— Start Listed records —

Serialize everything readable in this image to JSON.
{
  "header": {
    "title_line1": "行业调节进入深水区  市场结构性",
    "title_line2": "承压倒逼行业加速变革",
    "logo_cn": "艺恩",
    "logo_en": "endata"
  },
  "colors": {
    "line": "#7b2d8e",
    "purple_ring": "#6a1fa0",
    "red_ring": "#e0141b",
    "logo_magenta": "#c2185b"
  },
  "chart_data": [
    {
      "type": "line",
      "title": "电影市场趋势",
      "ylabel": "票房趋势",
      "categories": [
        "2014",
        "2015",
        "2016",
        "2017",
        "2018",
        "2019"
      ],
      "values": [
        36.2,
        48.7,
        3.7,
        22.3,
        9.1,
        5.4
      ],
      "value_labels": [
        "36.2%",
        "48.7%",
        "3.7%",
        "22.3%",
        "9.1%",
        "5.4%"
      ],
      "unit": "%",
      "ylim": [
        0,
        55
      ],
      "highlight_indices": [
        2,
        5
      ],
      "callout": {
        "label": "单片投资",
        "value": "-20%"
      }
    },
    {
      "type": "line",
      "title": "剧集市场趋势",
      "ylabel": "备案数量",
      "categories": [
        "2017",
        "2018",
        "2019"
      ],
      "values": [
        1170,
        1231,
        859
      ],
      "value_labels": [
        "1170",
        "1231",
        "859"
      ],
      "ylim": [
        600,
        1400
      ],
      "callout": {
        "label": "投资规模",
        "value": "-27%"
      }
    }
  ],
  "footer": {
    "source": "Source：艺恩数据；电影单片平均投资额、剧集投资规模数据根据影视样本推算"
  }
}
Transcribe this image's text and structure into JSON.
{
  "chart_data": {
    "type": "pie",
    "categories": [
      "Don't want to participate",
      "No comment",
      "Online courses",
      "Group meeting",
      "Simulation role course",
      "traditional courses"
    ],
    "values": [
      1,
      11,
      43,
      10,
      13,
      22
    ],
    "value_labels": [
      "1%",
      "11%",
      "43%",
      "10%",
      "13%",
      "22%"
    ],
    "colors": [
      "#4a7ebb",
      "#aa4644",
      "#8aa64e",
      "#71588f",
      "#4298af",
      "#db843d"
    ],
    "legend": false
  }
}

— End Listed records —

- What you are asked to do
Repeat every line of the material exactly as given.

- The response
Serialize everything readable in this image to JSON.
{
  "header": {
    "title_line1": "行业调节进入深水区  市场结构性",
    "title_line2": "承压倒逼行业加速变革",
    "logo_cn": "艺恩",
    "logo_en": "endata"
  },
  "colors": {
    "line": "#7b2d8e",
    "purple_ring": "#6a1fa0",
    "red_ring": "#e0141b",
    "logo_magenta": "#c2185b"
  },
  "chart_data": [
    {
      "type": "line",
      "title": "电影市场趋势",
      "ylabel": "票房趋势",
      "categories": [
        "2014",
        "2015",
        "2016",
        "2017",
        "2018",
        "2019"
      ],
      "values": [
        36.2,
        48.7,
        3.7,
        22.3,
        9.1,
        5.4
      ],
      "value_labels": [
        "36.2%",
        "48.7%",
        "3.7%",
        "22.3%",
        "9.1%",
        "5.4%"
      ],
      "unit": "%",
      "ylim": [
        0,
        55
      ],
      "highlight_indices": [
        2,
        5
      ],
      "callout": {
        "label": "单片投资",
        "value": "-20%"
      }
    },
    {
      "type": "line",
      "title": "剧集市场趋势",
      "ylabel": "备案数量",
      "categories": [
        "2017",
        "2018",
        "2019"
      ],
      "values": [
        1170,
        1231,
        859
      ],
      "value_labels": [
        "1170",
        "1231",
        "859"
      ],
      "ylim": [
        600,
        1400
      ],
      "callout": {
        "label": "投资规模",
        "value": "-27%"
      }
    }
  ],
  "footer": {
    "source": "Source：艺恩数据；电影单片平均投资额、剧集投资规模数据根据影视样本推算"
  }
}
Transcribe this image's text and structure into JSON.
{
  "chart_data": {
    "type": "pie",
    "categories": [
      "Don't want to participate",
      "No comment",
      "Online courses",
      "Group meeting",
      "Simulation role course",
      "traditional courses"
    ],
    "values": [
      1,
      11,
      43,
      10,
      13,
      22
    ],
    "value_labels": [
      "1%",
      "11%",
      "43%",
      "10%",
      "13%",
      "22%"
    ],
    "colors": [
      "#4a7ebb",
      "#aa4644",
      "#8aa64e",
      "#71588f",
      "#4298af",
      "#db843d"
    ],
    "legend": false
  }
}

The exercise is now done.